## Task instructions
Pick out each line containing the string "扎实做好做足" and copy it.

(Data excerpts)
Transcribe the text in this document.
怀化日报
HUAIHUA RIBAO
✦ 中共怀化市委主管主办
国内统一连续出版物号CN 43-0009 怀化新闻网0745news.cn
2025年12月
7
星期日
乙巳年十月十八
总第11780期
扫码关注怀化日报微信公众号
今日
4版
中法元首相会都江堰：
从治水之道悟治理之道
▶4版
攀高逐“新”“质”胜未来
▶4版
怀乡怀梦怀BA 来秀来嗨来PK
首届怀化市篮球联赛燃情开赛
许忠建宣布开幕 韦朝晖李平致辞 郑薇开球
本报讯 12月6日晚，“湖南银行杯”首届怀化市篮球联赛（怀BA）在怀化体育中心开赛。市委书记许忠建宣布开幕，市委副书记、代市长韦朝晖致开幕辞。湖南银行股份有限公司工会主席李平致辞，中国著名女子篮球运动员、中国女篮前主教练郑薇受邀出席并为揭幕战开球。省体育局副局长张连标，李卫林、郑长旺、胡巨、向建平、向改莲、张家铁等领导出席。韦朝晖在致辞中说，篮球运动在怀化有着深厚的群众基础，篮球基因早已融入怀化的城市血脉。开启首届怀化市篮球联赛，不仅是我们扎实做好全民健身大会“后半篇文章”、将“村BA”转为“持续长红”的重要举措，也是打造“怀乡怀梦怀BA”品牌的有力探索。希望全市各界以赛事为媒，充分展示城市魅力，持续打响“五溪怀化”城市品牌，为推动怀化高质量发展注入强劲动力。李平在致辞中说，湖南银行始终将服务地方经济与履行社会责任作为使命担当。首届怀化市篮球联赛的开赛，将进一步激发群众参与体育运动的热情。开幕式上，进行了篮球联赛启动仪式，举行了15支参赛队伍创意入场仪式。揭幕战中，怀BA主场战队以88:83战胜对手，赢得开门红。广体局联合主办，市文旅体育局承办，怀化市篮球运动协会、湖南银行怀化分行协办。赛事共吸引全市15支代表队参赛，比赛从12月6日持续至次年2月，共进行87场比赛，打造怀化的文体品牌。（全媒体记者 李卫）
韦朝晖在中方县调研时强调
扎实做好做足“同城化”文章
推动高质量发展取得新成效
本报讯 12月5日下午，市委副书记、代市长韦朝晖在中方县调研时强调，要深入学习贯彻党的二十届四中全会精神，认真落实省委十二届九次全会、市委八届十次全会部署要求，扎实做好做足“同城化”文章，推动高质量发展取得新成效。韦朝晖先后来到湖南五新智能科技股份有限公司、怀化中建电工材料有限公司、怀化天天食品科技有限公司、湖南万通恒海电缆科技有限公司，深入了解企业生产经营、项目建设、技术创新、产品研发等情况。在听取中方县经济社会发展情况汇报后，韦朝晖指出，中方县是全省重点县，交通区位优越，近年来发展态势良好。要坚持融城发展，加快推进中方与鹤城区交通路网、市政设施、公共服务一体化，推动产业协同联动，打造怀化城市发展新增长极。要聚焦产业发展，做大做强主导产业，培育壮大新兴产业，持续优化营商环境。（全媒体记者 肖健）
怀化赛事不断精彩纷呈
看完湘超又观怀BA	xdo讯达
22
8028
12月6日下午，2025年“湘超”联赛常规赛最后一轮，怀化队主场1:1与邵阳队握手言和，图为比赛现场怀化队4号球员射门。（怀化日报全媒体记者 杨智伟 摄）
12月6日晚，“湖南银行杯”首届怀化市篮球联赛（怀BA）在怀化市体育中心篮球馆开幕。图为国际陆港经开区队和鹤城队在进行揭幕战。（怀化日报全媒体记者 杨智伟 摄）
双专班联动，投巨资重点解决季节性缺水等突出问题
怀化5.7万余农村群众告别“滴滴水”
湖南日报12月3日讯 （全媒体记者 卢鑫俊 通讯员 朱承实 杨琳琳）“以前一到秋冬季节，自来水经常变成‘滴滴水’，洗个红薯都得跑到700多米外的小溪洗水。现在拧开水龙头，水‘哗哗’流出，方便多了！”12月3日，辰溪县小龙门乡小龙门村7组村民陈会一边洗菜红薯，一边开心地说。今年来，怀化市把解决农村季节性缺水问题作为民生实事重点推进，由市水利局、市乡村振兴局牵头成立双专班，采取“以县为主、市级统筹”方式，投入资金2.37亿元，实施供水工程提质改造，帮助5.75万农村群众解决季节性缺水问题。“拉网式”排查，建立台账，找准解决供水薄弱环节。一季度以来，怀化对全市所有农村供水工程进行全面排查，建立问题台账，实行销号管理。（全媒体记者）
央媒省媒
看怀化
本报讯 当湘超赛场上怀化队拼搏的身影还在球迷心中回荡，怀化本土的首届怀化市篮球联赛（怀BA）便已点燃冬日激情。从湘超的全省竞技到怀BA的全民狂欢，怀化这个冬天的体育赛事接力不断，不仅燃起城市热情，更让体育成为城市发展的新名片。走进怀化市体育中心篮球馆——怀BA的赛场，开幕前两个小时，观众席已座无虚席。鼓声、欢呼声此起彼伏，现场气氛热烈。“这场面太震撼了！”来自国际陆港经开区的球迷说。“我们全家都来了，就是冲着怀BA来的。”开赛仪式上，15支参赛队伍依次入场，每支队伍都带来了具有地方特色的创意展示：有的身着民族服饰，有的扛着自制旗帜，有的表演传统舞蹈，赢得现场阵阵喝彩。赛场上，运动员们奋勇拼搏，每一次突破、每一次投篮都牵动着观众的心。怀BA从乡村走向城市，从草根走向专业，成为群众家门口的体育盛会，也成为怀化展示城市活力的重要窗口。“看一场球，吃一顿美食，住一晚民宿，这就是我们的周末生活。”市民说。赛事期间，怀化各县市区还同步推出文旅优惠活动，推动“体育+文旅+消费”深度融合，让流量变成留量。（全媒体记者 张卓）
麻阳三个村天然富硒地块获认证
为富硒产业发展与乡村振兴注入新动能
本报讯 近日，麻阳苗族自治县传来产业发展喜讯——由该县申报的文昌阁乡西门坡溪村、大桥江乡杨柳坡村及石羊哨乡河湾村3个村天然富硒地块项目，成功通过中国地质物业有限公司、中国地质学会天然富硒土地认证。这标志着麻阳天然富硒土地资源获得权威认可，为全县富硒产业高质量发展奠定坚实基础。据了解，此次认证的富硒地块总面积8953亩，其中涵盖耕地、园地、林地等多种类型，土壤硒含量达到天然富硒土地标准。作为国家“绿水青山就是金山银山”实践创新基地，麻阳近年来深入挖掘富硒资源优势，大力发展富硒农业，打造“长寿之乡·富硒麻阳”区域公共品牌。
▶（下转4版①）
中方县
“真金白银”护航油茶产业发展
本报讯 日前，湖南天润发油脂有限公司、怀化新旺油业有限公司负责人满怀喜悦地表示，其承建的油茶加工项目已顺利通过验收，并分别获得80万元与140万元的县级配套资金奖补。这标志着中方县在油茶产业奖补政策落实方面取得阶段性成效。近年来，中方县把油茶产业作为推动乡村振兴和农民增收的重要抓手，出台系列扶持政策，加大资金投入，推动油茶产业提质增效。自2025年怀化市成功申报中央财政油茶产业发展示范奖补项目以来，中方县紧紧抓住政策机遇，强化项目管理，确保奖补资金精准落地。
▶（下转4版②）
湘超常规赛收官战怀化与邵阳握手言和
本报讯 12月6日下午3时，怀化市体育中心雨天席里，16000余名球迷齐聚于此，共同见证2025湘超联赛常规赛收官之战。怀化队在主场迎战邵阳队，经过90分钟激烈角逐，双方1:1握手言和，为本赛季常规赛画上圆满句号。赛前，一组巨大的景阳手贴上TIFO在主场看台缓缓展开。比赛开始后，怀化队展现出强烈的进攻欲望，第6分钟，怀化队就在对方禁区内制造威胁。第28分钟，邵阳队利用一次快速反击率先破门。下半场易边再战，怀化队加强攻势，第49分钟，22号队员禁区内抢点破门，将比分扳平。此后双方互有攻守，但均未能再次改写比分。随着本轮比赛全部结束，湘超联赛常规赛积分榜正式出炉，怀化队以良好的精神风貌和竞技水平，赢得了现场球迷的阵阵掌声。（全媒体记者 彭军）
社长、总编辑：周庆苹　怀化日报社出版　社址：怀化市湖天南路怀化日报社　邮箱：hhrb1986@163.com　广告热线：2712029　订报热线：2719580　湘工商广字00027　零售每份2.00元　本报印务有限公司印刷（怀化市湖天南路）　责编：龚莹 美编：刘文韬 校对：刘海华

## Written answer
扎实做好做足“同城化”文章
本报讯 12月5日下午，市委副书记、代市长韦朝晖在中方县调研时强调，要深入学习贯彻党的二十届四中全会精神，认真落实省委十二届九次全会、市委八届十次全会部署要求，扎实做好做足“同城化”文章，推动高质量发展取得新成效。韦朝晖先后来到湖南五新智能科技股份有限公司、怀化中建电工材料有限公司、怀化天天食品科技有限公司、湖南万通恒海电缆科技有限公司，深入了解企业生产经营、项目建设、技术创新、产品研发等情况。在听取中方县经济社会发展情况汇报后，韦朝晖指出，中方县是全省重点县，交通区位优越，近年来发展态势良好。要坚持融城发展，加快推进中方与鹤城区交通路网、市政设施、公共服务一体化，推动产业协同联动，打造怀化城市发展新增长极。要聚焦产业发展，做大做强主导产业，培育壮大新兴产业，持续优化营商环境。（全媒体记者 肖健）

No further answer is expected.